> **The exercise**: The records below are to be copied word for word, with every picture left out.

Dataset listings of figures
"""

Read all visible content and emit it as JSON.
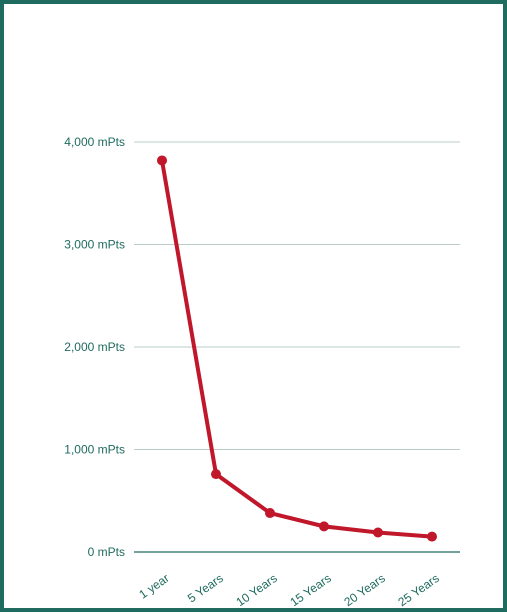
{
  "colors": {
    "frame": "#1f6b5f",
    "grid": "#b9ccc7",
    "axis": "#1f6b5f",
    "series": "#c0172b",
    "tick_text": "#1f6b5f"
  },
  "chart_data": {
    "type": "line",
    "title": "",
    "xlabel": "",
    "ylabel": "",
    "categories": [
      "1 year",
      "5 Years",
      "10 Years",
      "15 Years",
      "20 Years",
      "25 Years"
    ],
    "y_ticks": [
      {
        "value": 0,
        "label": "0 mPts"
      },
      {
        "value": 1000,
        "label": "1,000 mPts"
      },
      {
        "value": 2000,
        "label": "2,000 mPts"
      },
      {
        "value": 3000,
        "label": "3,000 mPts"
      },
      {
        "value": 4000,
        "label": "4,000 mPts"
      }
    ],
    "ylim": [
      0,
      4000
    ],
    "grid": true,
    "legend": "none",
    "series": [
      {
        "values": [
          3820,
          760,
          380,
          250,
          190,
          150
        ]
      }
    ]
  }
}
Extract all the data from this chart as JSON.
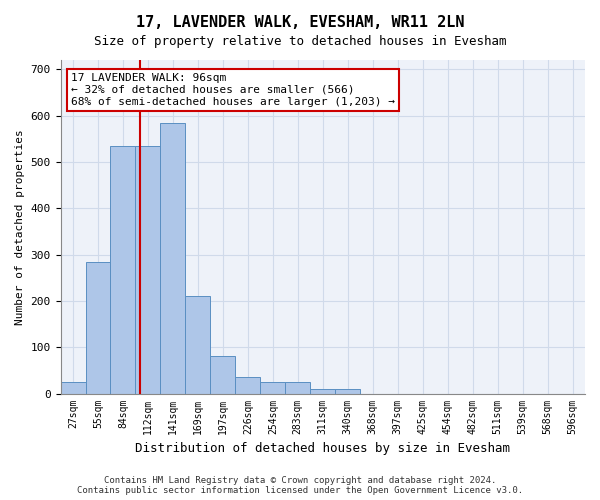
{
  "title": "17, LAVENDER WALK, EVESHAM, WR11 2LN",
  "subtitle": "Size of property relative to detached houses in Evesham",
  "xlabel": "Distribution of detached houses by size in Evesham",
  "ylabel": "Number of detached properties",
  "bin_labels": [
    "27sqm",
    "55sqm",
    "84sqm",
    "112sqm",
    "141sqm",
    "169sqm",
    "197sqm",
    "226sqm",
    "254sqm",
    "283sqm",
    "311sqm",
    "340sqm",
    "368sqm",
    "397sqm",
    "425sqm",
    "454sqm",
    "482sqm",
    "511sqm",
    "539sqm",
    "568sqm",
    "596sqm"
  ],
  "bar_values": [
    25,
    285,
    535,
    535,
    585,
    210,
    80,
    35,
    25,
    25,
    10,
    10,
    0,
    0,
    0,
    0,
    0,
    0,
    0,
    0,
    0
  ],
  "bar_color": "#aec6e8",
  "bar_edge_color": "#5a8fc2",
  "grid_color": "#d0daea",
  "bg_color": "#eef2f9",
  "annotation_text": "17 LAVENDER WALK: 96sqm\n← 32% of detached houses are smaller (566)\n68% of semi-detached houses are larger (1,203) →",
  "annotation_box_color": "#ffffff",
  "annotation_border_color": "#cc0000",
  "vline_color": "#cc0000",
  "vline_x": 2.69,
  "ylim": [
    0,
    720
  ],
  "yticks": [
    0,
    100,
    200,
    300,
    400,
    500,
    600,
    700
  ],
  "footer1": "Contains HM Land Registry data © Crown copyright and database right 2024.",
  "footer2": "Contains public sector information licensed under the Open Government Licence v3.0."
}
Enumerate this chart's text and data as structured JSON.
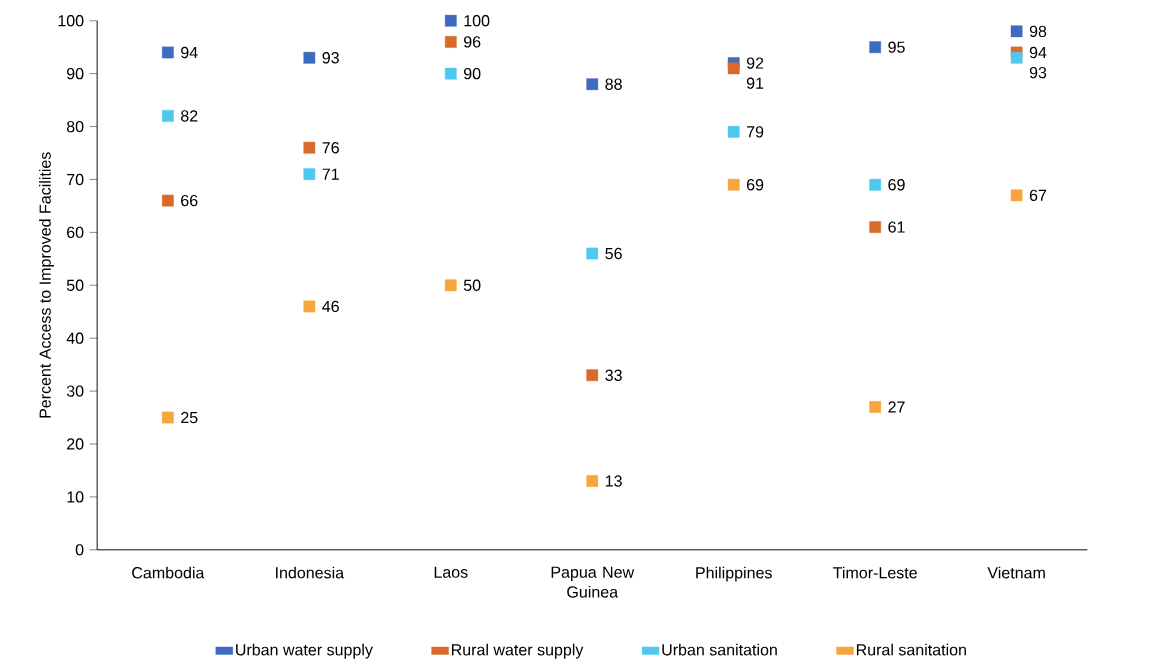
{
  "chart_data": {
    "type": "scatter",
    "ylabel": "Percent Access to Improved Facilities",
    "categories": [
      "Cambodia",
      "Indonesia",
      "Laos",
      "Papua New Guinea",
      "Philippines",
      "Timor-Leste",
      "Vietnam"
    ],
    "series": [
      {
        "name": "Urban water supply",
        "color": "#3e6bbd",
        "values": [
          94,
          93,
          100,
          88,
          92,
          95,
          98
        ]
      },
      {
        "name": "Rural water supply",
        "color": "#d96a2b",
        "values": [
          66,
          76,
          96,
          33,
          91,
          61,
          94
        ]
      },
      {
        "name": "Urban sanitation",
        "color": "#4fc8f0",
        "values": [
          82,
          71,
          90,
          56,
          79,
          69,
          93
        ]
      },
      {
        "name": "Rural sanitation",
        "color": "#f7a53c",
        "values": [
          25,
          46,
          50,
          13,
          69,
          27,
          67
        ]
      }
    ],
    "ylim": [
      0,
      100
    ],
    "yticks": [
      0,
      10,
      20,
      30,
      40,
      50,
      60,
      70,
      80,
      90,
      100
    ],
    "marker": "square",
    "data_labels": true,
    "legend": "bottom",
    "grid": false
  }
}
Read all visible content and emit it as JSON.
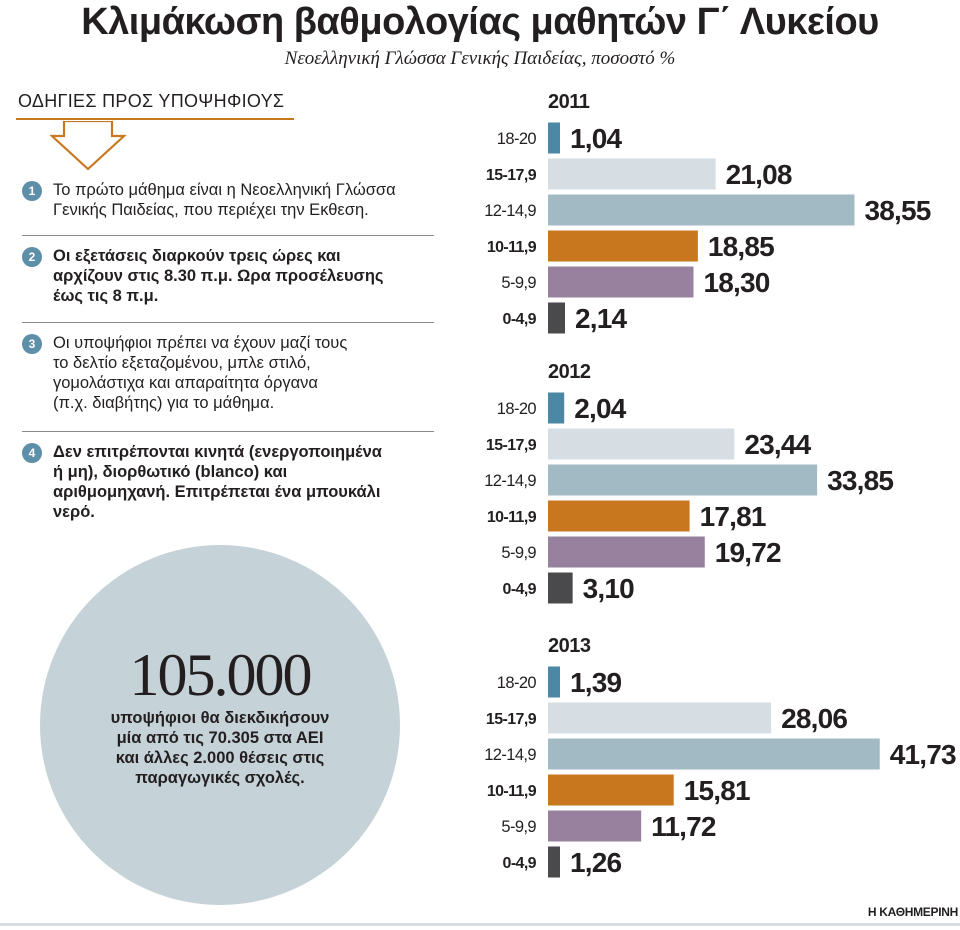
{
  "title": "Κλιμάκωση βαθμολογίας μαθητών Γ΄ Λυκείου",
  "subtitle": "Νεοελληνική Γλώσσα Γενικής Παιδείας, ποσοστό %",
  "guide": {
    "heading": "ΟΔΗΓΙΕΣ ΠΡΟΣ ΥΠΟΨΗΦΙΟΥΣ",
    "items": [
      {
        "num": "1",
        "text": "Το πρώτο μάθημα είναι η Νεοελληνική Γλώσσα\nΓενικής Παιδείας, που περιέχει την Εκθεση."
      },
      {
        "num": "2",
        "text": "Οι εξετάσεις διαρκούν τρεις ώρες και\nαρχίζουν στις 8.30 π.μ. Ωρα προσέλευσης\nέως τις  8 π.μ."
      },
      {
        "num": "3",
        "text": "Οι υποψήφιοι πρέπει να έχουν μαζί τους\nτο δελτίο εξεταζομένου, μπλε στιλό,\nγομολάστιχα και απαραίτητα όργανα\n(π.χ. διαβήτης) για το μάθημα."
      },
      {
        "num": "4",
        "text": "Δεν επιτρέπονται κινητά (ενεργοποιημένα\nή μη), διορθωτικό (blanco) και\nαριθμομηχανή. Επιτρέπεται ένα μπουκάλι\nνερό."
      }
    ]
  },
  "highlight": {
    "number": "105.000",
    "text": "υποψήφιοι θα διεκδικήσουν\nμία από τις 70.305 στα ΑΕΙ\nκαι άλλες 2.000 θέσεις στις\nπαραγωγικές σχολές."
  },
  "source": "Η ΚΑΘΗΜΕΡΙΝΗ",
  "chart_data": {
    "type": "bar",
    "orientation": "horizontal",
    "unit": "%",
    "categories": [
      "18-20",
      "15-17,9",
      "12-14,9",
      "10-11,9",
      "5-9,9",
      "0-4,9"
    ],
    "bold_categories": [
      "15-17,9",
      "10-11,9",
      "0-4,9"
    ],
    "colors": [
      "#4b88a6",
      "#d7dee3",
      "#a2bac4",
      "#c8771e",
      "#97819f",
      "#4a4a4c"
    ],
    "xlim": [
      0,
      45
    ],
    "panels": [
      {
        "title": "2011",
        "values": [
          1.04,
          21.08,
          38.55,
          18.85,
          18.3,
          2.14
        ],
        "labels": [
          "1,04",
          "21,08",
          "38,55",
          "18,85",
          "18,30",
          "2,14"
        ]
      },
      {
        "title": "2012",
        "values": [
          2.04,
          23.44,
          33.85,
          17.81,
          19.72,
          3.1
        ],
        "labels": [
          "2,04",
          "23,44",
          "33,85",
          "17,81",
          "19,72",
          "3,10"
        ]
      },
      {
        "title": "2013",
        "values": [
          1.39,
          28.06,
          41.73,
          15.81,
          11.72,
          1.26
        ],
        "labels": [
          "1,39",
          "28,06",
          "41,73",
          "15,81",
          "11,72",
          "1,26"
        ]
      }
    ]
  }
}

"""

> **Response for this exercise**:
Read all visible content and emit it as JSON.
{
  "colors": {
    "frame": "#1f6b5f",
    "grid": "#b9ccc7",
    "axis": "#1f6b5f",
    "series": "#c0172b",
    "tick_text": "#1f6b5f"
  },
  "chart_data": {
    "type": "line",
    "title": "",
    "xlabel": "",
    "ylabel": "",
    "categories": [
      "1 year",
      "5 Years",
      "10 Years",
      "15 Years",
      "20 Years",
      "25 Years"
    ],
    "y_ticks": [
      {
        "value": 0,
        "label": "0 mPts"
      },
      {
        "value": 1000,
        "label": "1,000 mPts"
      },
      {
        "value": 2000,
        "label": "2,000 mPts"
      },
      {
        "value": 3000,
        "label": "3,000 mPts"
      },
      {
        "value": 4000,
        "label": "4,000 mPts"
      }
    ],
    "ylim": [
      0,
      4000
    ],
    "grid": true,
    "legend": "none",
    "series": [
      {
        "values": [
          3820,
          760,
          380,
          250,
          190,
          150
        ]
      }
    ]
  }
}
Extract all the data from this chart as JSON.
{
  "title": "17, LAVENDER WALK, EVESHAM, WR11 2LN",
  "subtitle": "Size of property relative to detached houses in Evesham",
  "xlabel": "Distribution of detached houses by size in Evesham",
  "ylabel": "Number of detached properties",
  "bin_labels": [
    "27sqm",
    "55sqm",
    "84sqm",
    "112sqm",
    "141sqm",
    "169sqm",
    "197sqm",
    "226sqm",
    "254sqm",
    "283sqm",
    "311sqm",
    "340sqm",
    "368sqm",
    "397sqm",
    "425sqm",
    "454sqm",
    "482sqm",
    "511sqm",
    "539sqm",
    "568sqm",
    "596sqm"
  ],
  "bar_values": [
    25,
    285,
    535,
    535,
    585,
    210,
    80,
    35,
    25,
    25,
    10,
    10,
    0,
    0,
    0,
    0,
    0,
    0,
    0,
    0,
    0
  ],
  "bar_color": "#aec6e8",
  "bar_edge_color": "#5a8fc2",
  "grid_color": "#d0daea",
  "bg_color": "#eef2f9",
  "annotation_text": "17 LAVENDER WALK: 96sqm\n← 32% of detached houses are smaller (566)\n68% of semi-detached houses are larger (1,203) →",
  "annotation_box_color": "#ffffff",
  "annotation_border_color": "#cc0000",
  "vline_color": "#cc0000",
  "vline_x": 2.69,
  "ylim": [
    0,
    720
  ],
  "yticks": [
    0,
    100,
    200,
    300,
    400,
    500,
    600,
    700
  ],
  "footer1": "Contains HM Land Registry data © Crown copyright and database right 2024.",
  "footer2": "Contains public sector information licensed under the Open Government Licence v3.0."
}
Enumerate this chart's text and data as structured JSON.
{
  "chart_data": {
    "type": "scatter",
    "ylabel": "Percent Access to Improved Facilities",
    "categories": [
      "Cambodia",
      "Indonesia",
      "Laos",
      "Papua New Guinea",
      "Philippines",
      "Timor-Leste",
      "Vietnam"
    ],
    "series": [
      {
        "name": "Urban water supply",
        "color": "#3e6bbd",
        "values": [
          94,
          93,
          100,
          88,
          92,
          95,
          98
        ]
      },
      {
        "name": "Rural water supply",
        "color": "#d96a2b",
        "values": [
          66,
          76,
          96,
          33,
          91,
          61,
          94
        ]
      },
      {
        "name": "Urban sanitation",
        "color": "#4fc8f0",
        "values": [
          82,
          71,
          90,
          56,
          79,
          69,
          93
        ]
      },
      {
        "name": "Rural sanitation",
        "color": "#f7a53c",
        "values": [
          25,
          46,
          50,
          13,
          69,
          27,
          67
        ]
      }
    ],
    "ylim": [
      0,
      100
    ],
    "yticks": [
      0,
      10,
      20,
      30,
      40,
      50,
      60,
      70,
      80,
      90,
      100
    ],
    "marker": "square",
    "data_labels": true,
    "legend": "bottom",
    "grid": false
  }
}
Read all visible content and emit it as JSON.
{
  "title": "Κλιμάκωση βαθμολογίας μαθητών Γ΄ Λυκείου",
  "subtitle": "Νεοελληνική Γλώσσα Γενικής Παιδείας, ποσοστό %",
  "guide": {
    "heading": "ΟΔΗΓΙΕΣ ΠΡΟΣ ΥΠΟΨΗΦΙΟΥΣ",
    "items": [
      {
        "num": "1",
        "text": "Το πρώτο μάθημα είναι η Νεοελληνική Γλώσσα\nΓενικής Παιδείας, που περιέχει την Εκθεση."
      },
      {
        "num": "2",
        "text": "Οι εξετάσεις διαρκούν τρεις ώρες και\nαρχίζουν στις 8.30 π.μ. Ωρα προσέλευσης\nέως τις  8 π.μ."
      },
      {
        "num": "3",
        "text": "Οι υποψήφιοι πρέπει να έχουν μαζί τους\nτο δελτίο εξεταζομένου, μπλε στιλό,\nγομολάστιχα και απαραίτητα όργανα\n(π.χ. διαβήτης) για το μάθημα."
      },
      {
        "num": "4",
        "text": "Δεν επιτρέπονται κινητά (ενεργοποιημένα\nή μη), διορθωτικό (blanco) και\nαριθμομηχανή. Επιτρέπεται ένα μπουκάλι\nνερό."
      }
    ]
  },
  "highlight": {
    "number": "105.000",
    "text": "υποψήφιοι θα διεκδικήσουν\nμία από τις 70.305 στα ΑΕΙ\nκαι άλλες 2.000 θέσεις στις\nπαραγωγικές σχολές."
  },
  "source": "Η ΚΑΘΗΜΕΡΙΝΗ",
  "chart_data": {
    "type": "bar",
    "orientation": "horizontal",
    "unit": "%",
    "categories": [
      "18-20",
      "15-17,9",
      "12-14,9",
      "10-11,9",
      "5-9,9",
      "0-4,9"
    ],
    "bold_categories": [
      "15-17,9",
      "10-11,9",
      "0-4,9"
    ],
    "colors": [
      "#4b88a6",
      "#d7dee3",
      "#a2bac4",
      "#c8771e",
      "#97819f",
      "#4a4a4c"
    ],
    "xlim": [
      0,
      45
    ],
    "panels": [
      {
        "title": "2011",
        "values": [
          1.04,
          21.08,
          38.55,
          18.85,
          18.3,
          2.14
        ],
        "labels": [
          "1,04",
          "21,08",
          "38,55",
          "18,85",
          "18,30",
          "2,14"
        ]
      },
      {
        "title": "2012",
        "values": [
          2.04,
          23.44,
          33.85,
          17.81,
          19.72,
          3.1
        ],
        "labels": [
          "2,04",
          "23,44",
          "33,85",
          "17,81",
          "19,72",
          "3,10"
        ]
      },
      {
        "title": "2013",
        "values": [
          1.39,
          28.06,
          41.73,
          15.81,
          11.72,
          1.26
        ],
        "labels": [
          "1,39",
          "28,06",
          "41,73",
          "15,81",
          "11,72",
          "1,26"
        ]
      }
    ]
  }
}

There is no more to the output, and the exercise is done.